BEGIN Quoted passage

Section 342(e): The value of any contribution made by any co-owner to the cost of improvements to, or the maintenance of, the property

[88]              This is a significant factor when determining whether to order an interim distribution. For the sale by auction, this factor is neutral as the form of sale will not deprive a party of their contribution to improvements and maintenance.

[89]              Having considered all of the s 342 factors, Ms Sweeney does not have a defence to the claim for sale of 28A Sefton by auction. This is what has been agreed for over 12 months and it should now be given effect.

Should Ms Sweeney be required to vacate 28A Sefton and sign documentation?

[90]              Mr Brown seeks additional orders requiring Ms Sweeney to vacate 28A Sefton and sign all documentation necessary to enable a sale by auction.

[91]              The Court may make such further orders as are necessary or desirable as a consequence of ordering the sale of a property.10 As with an order under s 339(1), in making additional orders, I must have regard to the factors set out in s 342.

END Quoted passage
BEGIN Records provided

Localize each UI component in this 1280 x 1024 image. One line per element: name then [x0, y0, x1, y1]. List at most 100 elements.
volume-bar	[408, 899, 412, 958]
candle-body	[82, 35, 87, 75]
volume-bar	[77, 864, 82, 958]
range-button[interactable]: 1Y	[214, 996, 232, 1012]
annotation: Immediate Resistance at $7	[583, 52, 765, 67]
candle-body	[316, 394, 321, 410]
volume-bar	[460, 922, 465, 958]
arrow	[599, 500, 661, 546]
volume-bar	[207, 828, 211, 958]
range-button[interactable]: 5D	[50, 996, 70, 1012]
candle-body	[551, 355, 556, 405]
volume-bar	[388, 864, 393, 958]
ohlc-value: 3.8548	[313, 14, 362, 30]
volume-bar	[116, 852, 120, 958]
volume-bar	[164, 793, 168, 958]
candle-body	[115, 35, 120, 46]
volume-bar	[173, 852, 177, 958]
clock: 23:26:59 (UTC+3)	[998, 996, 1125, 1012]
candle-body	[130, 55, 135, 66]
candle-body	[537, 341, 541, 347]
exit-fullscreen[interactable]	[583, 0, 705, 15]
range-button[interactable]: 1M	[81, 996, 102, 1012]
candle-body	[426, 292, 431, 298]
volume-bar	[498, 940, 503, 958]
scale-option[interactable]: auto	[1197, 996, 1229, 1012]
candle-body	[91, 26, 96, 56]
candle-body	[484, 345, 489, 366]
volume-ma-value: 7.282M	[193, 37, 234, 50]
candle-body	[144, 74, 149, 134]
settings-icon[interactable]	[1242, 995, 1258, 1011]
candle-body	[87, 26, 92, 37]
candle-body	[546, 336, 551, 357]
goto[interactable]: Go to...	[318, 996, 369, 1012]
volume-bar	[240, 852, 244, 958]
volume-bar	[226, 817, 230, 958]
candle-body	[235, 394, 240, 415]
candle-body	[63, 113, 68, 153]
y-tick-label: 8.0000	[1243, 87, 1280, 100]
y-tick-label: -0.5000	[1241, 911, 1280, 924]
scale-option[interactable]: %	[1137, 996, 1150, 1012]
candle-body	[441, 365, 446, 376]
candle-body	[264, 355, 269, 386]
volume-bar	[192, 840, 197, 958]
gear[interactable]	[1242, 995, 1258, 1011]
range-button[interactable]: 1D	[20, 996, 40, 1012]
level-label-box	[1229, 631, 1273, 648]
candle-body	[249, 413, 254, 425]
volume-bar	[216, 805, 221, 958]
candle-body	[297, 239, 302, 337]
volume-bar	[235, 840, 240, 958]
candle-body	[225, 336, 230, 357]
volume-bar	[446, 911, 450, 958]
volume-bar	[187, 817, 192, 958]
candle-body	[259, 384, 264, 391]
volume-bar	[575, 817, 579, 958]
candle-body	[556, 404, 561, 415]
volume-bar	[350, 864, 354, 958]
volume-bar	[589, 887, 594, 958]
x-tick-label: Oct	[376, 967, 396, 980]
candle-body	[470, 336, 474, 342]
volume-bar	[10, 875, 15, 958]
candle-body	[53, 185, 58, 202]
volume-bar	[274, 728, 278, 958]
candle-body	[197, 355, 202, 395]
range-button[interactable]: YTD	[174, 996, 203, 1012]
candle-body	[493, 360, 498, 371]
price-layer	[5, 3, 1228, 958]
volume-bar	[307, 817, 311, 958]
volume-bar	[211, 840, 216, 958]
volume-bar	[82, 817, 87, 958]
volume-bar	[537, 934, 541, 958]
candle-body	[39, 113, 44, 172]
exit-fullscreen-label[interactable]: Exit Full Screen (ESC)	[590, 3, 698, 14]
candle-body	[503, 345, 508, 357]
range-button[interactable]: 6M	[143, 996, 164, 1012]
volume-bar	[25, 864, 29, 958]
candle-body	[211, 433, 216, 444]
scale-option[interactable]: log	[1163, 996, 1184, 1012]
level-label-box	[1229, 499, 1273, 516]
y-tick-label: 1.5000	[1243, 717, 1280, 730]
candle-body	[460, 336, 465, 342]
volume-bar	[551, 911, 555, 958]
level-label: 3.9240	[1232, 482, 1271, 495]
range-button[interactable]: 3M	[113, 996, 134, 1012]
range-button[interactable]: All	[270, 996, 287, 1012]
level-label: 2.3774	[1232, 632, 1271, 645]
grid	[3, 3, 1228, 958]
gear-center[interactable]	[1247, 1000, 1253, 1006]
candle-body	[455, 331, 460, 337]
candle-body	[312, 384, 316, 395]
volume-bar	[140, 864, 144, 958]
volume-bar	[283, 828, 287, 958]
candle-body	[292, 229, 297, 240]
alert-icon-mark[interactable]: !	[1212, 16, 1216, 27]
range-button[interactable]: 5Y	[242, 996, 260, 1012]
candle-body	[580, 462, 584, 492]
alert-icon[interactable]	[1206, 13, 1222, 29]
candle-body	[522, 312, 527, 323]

END Records provided

▶ [Tasks]
1. Do these statements agree with the court ruling? For each, answer yes or no and quote the words that decide it.
(a) Selling by auction would deprive a party of their contribution to improvements and maintenance.
(b) Sale by auction is what has been agreed for over 12 months.
(c) Mr Brown asks for an order requiring Ms Sweeney to sign documentation needed for a sale by auction.
2. Which paragraph numbers, shown in square brackets, appear in the court ruling?
Answer from the court ruling alone.

▶ [Expected answers]
1.
(a) No: "this factor is neutral as the form of sale will not deprive a party of their contribution to improvements and maintenance."
(b) Yes: "This is what has been agreed for over 12 months"
(c) Yes: "Mr Brown seeks additional orders requiring Ms Sweeney to vacate 28A Sefton and sign all documentation necessary to enable a sale by auction."

2. [88], [89], [90], [91]